(Prompt): Show every line below where "espanhola" can be found.

(Data provided):
-- START --

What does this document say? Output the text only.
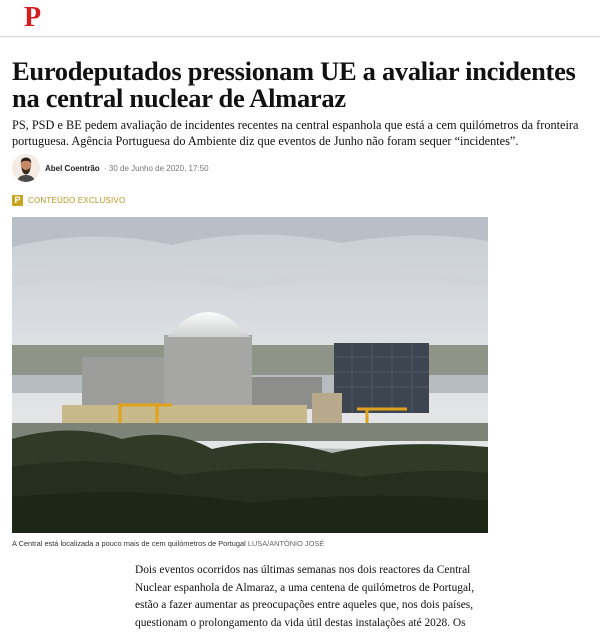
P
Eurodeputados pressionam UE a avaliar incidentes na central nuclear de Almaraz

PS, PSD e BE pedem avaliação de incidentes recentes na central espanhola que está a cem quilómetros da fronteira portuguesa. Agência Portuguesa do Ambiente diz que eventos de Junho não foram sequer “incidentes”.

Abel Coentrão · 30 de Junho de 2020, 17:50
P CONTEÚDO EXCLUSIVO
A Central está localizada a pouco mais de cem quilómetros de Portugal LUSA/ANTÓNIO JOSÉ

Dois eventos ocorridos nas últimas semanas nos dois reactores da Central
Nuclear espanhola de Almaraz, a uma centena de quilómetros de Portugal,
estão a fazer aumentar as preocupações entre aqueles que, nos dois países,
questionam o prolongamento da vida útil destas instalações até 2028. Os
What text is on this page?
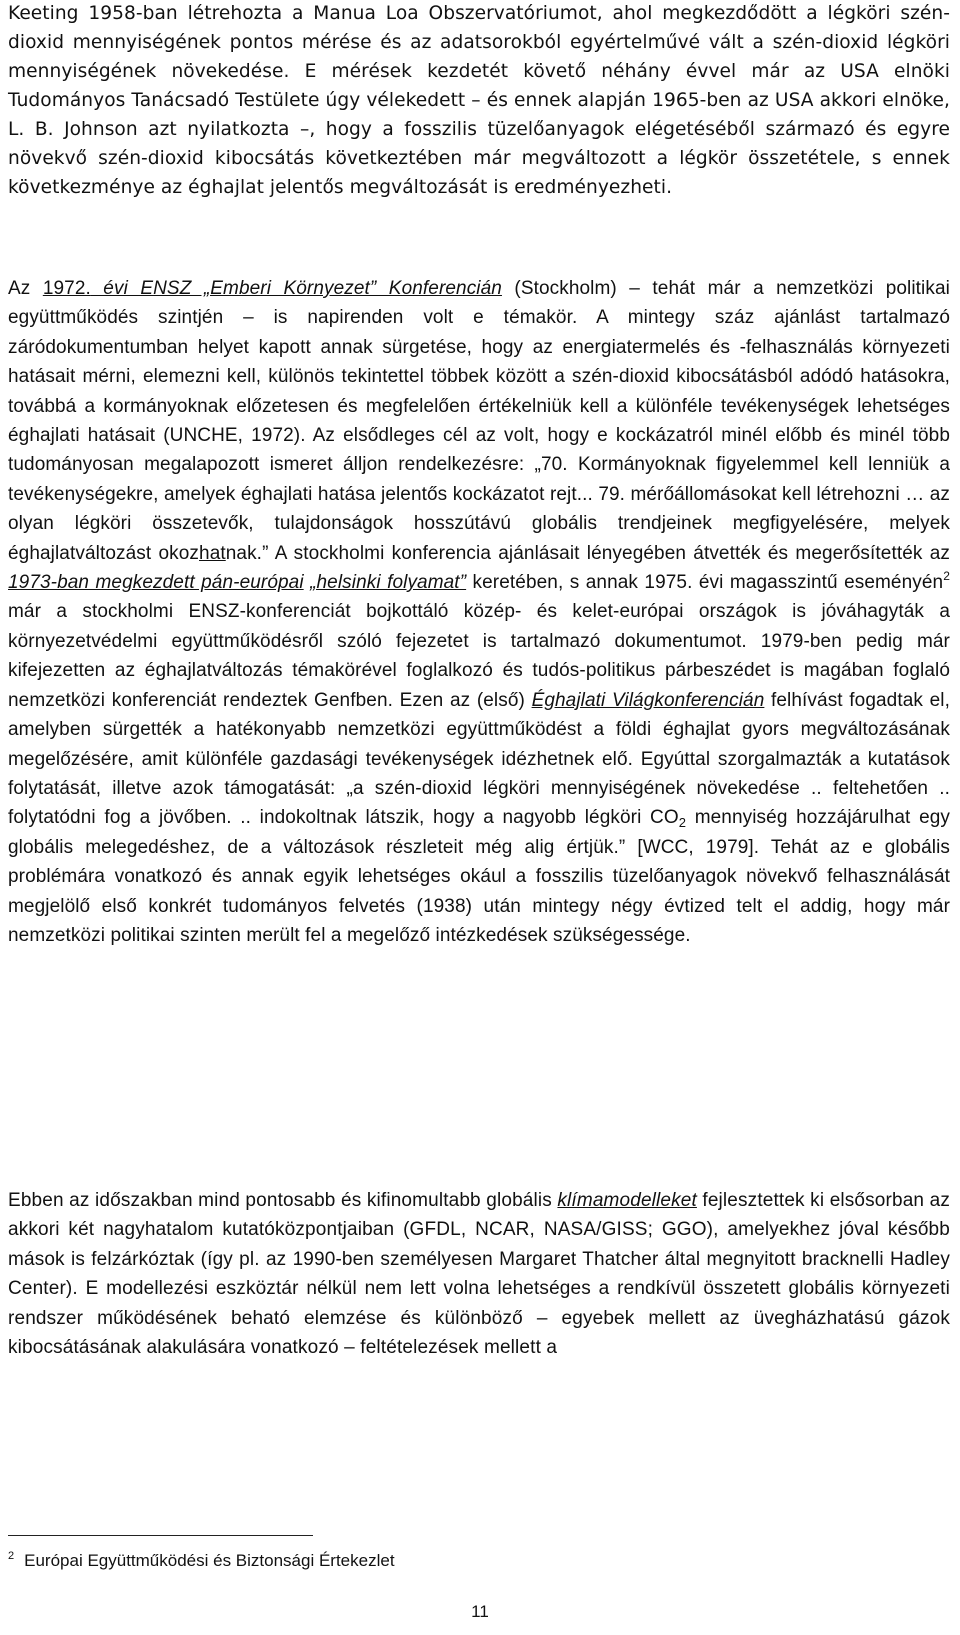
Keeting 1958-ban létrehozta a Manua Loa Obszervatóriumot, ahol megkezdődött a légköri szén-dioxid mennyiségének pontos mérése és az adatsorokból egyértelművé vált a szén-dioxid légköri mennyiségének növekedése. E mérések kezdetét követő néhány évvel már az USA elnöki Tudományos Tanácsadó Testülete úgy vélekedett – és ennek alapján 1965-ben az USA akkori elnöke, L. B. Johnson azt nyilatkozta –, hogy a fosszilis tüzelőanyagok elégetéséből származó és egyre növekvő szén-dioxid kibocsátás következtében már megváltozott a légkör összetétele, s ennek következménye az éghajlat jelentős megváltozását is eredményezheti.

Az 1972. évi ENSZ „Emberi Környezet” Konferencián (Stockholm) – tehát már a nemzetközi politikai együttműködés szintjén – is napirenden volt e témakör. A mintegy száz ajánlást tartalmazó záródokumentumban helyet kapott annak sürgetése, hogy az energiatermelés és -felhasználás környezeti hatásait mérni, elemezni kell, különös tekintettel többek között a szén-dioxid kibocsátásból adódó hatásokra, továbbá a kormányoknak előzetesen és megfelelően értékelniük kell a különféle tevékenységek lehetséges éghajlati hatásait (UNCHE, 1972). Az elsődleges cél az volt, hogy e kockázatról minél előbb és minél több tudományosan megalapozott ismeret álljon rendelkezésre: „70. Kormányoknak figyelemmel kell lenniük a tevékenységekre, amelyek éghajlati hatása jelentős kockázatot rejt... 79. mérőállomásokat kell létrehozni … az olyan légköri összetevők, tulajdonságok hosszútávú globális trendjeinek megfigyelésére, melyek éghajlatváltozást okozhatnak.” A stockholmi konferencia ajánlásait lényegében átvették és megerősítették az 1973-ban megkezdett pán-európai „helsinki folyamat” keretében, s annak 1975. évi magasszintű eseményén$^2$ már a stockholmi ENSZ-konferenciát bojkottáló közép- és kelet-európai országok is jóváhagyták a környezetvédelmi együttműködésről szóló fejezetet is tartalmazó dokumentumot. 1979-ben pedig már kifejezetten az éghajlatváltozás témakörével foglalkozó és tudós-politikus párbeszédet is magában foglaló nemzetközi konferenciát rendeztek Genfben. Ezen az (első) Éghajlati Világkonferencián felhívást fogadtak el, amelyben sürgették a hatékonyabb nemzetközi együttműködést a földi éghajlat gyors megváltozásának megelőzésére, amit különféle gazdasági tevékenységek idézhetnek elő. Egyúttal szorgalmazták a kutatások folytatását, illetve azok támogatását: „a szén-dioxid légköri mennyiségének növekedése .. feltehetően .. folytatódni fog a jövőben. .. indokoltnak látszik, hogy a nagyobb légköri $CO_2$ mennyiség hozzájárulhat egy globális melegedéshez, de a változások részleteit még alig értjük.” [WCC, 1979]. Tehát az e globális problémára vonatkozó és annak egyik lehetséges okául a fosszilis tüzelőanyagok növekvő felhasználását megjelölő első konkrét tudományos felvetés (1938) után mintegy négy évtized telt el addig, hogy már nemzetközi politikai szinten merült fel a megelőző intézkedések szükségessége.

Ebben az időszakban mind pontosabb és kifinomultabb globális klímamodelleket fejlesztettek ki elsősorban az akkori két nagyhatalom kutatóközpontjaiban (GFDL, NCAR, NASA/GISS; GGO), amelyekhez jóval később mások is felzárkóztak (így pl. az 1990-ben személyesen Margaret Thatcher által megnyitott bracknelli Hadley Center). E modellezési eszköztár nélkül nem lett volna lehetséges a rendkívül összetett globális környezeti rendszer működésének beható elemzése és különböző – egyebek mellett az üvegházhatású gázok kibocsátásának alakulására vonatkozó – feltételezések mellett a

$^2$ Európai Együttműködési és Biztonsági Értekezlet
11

-- END --
-- START --

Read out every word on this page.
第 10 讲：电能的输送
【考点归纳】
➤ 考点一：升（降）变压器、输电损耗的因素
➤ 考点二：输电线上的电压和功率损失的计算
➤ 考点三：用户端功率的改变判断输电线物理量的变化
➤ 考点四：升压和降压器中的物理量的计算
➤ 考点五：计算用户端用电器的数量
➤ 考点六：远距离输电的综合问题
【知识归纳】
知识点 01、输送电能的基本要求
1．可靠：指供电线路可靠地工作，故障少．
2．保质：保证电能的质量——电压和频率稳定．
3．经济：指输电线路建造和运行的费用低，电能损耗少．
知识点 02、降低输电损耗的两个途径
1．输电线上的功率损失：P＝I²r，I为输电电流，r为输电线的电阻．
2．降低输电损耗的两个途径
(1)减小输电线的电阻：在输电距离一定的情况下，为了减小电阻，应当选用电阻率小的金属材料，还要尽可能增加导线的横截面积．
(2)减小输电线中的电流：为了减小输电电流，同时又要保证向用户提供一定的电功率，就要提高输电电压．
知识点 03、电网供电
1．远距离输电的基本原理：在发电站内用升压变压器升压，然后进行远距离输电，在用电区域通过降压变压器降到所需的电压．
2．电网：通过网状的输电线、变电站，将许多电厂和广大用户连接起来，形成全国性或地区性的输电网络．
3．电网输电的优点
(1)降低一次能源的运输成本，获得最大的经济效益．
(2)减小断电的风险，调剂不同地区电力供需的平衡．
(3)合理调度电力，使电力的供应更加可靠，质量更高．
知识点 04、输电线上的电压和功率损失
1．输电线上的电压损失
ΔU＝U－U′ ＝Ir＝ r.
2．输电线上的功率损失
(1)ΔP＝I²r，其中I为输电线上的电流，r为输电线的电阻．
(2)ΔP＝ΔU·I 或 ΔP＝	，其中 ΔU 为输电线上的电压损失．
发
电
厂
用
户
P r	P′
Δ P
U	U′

-- END --

(Exercise result):
PS, PSD e BE pedem avaliação de incidentes recentes na central espanhola que está a cem quilómetros da fronteira portuguesa. Agência Portuguesa do Ambiente diz que eventos de Junho não foram sequer “incidentes”.
Nuclear espanhola de Almaraz, a uma centena de quilómetros de Portugal,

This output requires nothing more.